[start Material supplied]
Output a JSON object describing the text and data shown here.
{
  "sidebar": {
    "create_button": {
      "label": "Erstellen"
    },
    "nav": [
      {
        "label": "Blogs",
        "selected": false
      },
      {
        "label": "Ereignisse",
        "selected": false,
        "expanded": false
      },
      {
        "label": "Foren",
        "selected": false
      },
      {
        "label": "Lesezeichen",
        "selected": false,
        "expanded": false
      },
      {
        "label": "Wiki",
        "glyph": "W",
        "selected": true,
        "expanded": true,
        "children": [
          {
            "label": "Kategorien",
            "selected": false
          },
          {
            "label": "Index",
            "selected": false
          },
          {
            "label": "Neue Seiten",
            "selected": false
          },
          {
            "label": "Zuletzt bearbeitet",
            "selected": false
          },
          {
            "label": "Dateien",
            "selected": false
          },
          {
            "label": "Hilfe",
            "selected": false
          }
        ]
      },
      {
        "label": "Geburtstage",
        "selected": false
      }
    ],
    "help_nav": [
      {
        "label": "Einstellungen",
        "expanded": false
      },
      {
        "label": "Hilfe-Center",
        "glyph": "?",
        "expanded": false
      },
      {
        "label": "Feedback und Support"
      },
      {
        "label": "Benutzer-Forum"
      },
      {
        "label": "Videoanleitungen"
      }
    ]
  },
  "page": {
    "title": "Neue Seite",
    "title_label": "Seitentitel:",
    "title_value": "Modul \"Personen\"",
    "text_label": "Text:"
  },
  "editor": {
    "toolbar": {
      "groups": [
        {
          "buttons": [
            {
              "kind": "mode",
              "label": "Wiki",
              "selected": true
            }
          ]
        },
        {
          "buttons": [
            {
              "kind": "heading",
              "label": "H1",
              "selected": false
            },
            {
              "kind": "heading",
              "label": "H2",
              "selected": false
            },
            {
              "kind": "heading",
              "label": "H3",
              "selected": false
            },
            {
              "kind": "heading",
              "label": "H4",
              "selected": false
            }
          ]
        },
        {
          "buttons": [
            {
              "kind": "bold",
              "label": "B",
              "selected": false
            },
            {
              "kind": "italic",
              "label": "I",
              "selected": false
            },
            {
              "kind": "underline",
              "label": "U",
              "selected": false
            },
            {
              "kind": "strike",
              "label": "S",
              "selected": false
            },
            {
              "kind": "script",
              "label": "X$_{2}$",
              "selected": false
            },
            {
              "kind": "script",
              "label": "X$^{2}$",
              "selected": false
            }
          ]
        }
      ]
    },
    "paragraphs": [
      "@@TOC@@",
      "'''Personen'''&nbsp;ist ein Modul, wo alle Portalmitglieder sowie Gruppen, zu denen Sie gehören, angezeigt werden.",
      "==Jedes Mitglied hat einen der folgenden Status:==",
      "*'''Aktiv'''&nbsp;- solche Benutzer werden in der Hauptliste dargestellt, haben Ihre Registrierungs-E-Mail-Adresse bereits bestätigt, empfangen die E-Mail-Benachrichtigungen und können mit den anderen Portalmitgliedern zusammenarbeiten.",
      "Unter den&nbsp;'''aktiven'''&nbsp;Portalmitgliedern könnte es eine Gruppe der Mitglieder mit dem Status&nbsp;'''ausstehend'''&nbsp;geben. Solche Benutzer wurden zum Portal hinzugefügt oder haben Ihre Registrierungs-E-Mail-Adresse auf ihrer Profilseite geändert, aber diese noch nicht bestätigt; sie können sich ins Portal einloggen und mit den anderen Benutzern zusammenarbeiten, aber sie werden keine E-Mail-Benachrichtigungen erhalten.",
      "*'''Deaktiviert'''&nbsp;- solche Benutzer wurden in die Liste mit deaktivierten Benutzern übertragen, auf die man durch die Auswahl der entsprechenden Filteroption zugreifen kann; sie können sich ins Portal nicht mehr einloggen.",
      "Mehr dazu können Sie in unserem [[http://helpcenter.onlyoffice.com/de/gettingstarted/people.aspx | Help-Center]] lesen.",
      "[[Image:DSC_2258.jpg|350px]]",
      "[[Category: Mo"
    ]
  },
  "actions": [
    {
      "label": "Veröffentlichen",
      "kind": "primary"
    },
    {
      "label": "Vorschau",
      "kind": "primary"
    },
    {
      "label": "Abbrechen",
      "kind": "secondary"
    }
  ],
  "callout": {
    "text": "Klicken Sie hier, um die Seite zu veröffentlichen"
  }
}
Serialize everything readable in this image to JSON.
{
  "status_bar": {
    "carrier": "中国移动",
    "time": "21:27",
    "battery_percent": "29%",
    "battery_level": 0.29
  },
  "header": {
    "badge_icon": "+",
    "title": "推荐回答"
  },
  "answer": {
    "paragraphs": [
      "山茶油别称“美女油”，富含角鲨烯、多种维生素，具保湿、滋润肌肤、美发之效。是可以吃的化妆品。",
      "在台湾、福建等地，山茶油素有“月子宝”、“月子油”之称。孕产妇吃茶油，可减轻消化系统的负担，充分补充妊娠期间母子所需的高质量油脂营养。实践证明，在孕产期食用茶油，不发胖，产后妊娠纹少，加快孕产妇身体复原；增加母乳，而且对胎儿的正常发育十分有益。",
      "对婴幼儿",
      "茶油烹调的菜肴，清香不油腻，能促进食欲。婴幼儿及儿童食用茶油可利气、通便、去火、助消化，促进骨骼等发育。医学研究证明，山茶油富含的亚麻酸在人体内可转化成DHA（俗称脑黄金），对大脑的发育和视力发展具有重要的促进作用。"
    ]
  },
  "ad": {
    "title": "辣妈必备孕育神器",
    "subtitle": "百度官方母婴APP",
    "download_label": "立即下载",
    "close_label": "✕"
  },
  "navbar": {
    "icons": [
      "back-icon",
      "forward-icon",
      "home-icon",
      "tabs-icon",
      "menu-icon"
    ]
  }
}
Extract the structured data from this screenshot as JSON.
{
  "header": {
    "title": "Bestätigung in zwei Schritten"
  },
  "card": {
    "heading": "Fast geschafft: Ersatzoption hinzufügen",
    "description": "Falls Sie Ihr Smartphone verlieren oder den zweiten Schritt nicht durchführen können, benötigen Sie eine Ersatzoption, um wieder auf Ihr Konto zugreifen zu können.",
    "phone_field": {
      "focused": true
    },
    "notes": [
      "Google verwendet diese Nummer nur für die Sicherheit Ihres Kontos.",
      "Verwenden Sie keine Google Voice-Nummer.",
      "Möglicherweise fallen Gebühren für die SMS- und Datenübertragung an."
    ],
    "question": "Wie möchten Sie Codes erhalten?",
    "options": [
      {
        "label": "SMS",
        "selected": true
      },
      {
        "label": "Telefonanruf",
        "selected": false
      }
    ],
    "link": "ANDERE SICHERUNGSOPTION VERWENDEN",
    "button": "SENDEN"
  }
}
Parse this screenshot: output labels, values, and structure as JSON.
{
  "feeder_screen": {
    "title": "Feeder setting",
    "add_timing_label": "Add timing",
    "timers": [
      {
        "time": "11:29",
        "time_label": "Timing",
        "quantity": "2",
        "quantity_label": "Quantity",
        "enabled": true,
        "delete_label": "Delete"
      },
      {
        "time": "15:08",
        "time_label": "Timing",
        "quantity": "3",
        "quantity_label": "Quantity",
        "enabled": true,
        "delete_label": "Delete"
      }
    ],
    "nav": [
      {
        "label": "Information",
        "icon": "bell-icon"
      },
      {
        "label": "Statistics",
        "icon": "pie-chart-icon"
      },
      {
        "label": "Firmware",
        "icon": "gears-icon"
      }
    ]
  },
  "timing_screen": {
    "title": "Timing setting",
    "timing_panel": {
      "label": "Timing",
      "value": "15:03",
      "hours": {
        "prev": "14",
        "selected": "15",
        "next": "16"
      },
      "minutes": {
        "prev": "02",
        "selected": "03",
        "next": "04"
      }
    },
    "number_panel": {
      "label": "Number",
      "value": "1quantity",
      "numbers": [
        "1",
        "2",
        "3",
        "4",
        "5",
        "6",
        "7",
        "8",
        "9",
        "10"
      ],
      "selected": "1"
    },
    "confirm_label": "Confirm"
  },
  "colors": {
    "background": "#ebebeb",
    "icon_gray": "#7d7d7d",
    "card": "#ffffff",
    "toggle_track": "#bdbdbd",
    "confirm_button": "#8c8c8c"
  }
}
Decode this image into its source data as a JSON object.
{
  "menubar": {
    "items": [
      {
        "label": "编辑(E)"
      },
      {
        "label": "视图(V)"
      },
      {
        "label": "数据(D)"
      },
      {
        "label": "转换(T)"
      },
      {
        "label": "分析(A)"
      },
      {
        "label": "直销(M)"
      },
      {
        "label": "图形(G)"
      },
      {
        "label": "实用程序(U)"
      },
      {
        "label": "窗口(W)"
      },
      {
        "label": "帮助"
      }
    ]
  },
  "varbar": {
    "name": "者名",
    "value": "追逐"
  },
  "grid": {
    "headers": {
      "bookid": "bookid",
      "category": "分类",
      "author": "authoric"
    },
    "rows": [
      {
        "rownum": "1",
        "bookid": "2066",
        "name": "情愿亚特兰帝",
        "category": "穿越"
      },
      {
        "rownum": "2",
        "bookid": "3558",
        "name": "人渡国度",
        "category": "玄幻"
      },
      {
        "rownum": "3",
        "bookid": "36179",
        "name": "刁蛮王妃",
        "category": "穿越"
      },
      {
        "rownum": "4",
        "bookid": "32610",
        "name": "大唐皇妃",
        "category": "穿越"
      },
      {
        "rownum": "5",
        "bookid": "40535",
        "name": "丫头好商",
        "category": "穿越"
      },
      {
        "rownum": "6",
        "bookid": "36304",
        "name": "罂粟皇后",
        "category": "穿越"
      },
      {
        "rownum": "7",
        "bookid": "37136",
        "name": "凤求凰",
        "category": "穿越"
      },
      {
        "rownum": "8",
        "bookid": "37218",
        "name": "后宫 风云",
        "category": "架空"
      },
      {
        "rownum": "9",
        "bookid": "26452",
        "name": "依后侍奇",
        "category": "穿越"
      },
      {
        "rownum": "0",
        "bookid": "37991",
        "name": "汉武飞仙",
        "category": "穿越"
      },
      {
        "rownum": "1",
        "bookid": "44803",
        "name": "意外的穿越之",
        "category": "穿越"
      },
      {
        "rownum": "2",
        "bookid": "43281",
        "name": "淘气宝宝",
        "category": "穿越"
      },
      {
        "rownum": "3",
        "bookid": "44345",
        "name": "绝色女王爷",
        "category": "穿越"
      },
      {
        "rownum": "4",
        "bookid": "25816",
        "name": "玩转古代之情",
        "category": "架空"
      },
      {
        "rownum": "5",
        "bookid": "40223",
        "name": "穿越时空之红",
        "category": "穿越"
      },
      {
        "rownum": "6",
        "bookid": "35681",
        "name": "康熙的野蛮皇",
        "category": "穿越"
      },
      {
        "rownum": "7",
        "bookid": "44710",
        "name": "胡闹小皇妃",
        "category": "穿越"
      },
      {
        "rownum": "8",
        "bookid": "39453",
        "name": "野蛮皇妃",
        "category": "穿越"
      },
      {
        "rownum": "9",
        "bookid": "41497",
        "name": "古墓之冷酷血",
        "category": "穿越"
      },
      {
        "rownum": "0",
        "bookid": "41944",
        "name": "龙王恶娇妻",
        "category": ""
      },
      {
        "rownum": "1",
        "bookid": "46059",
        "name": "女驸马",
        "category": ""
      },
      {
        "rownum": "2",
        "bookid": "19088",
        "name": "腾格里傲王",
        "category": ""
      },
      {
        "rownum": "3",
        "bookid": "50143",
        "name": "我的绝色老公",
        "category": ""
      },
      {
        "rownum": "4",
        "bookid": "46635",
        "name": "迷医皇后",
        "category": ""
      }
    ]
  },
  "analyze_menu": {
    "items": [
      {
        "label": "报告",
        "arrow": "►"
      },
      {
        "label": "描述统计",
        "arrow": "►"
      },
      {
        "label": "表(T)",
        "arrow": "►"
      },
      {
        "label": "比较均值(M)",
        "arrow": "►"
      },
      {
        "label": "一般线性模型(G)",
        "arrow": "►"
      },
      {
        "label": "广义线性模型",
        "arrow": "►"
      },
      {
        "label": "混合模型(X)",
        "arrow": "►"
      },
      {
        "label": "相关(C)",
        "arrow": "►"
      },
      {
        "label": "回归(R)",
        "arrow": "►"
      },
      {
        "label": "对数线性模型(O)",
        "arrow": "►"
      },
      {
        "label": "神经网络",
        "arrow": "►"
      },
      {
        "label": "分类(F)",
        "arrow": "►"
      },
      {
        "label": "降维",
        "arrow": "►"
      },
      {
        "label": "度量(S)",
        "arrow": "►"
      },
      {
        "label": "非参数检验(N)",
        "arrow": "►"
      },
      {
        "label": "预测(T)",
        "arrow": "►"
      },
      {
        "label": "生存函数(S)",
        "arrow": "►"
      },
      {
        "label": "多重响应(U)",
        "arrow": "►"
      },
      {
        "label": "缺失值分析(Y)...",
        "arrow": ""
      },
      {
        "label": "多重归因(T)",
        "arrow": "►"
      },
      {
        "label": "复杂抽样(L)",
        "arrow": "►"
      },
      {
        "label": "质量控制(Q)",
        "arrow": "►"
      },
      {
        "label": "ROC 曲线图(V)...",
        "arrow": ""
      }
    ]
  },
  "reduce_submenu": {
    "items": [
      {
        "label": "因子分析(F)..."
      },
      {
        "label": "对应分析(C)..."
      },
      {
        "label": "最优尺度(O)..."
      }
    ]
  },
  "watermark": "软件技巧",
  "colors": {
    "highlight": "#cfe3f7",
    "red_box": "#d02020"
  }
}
[end Material supplied]
# Directive:
Gather every line from the listing above in which the word "zugreifen" appears.

# Exercise solution:
      "*'''Deaktiviert'''&nbsp;- solche Benutzer wurden in die Liste mit deaktivierten Benutzern übertragen, auf die man durch die Auswahl der entsprechenden Filteroption zugreifen kann; sie können sich ins Portal nicht mehr einloggen.",
    "description": "Falls Sie Ihr Smartphone verlieren oder den zweiten Schritt nicht durchführen können, benötigen Sie eine Ersatzoption, um wieder auf Ihr Konto zugreifen zu können.",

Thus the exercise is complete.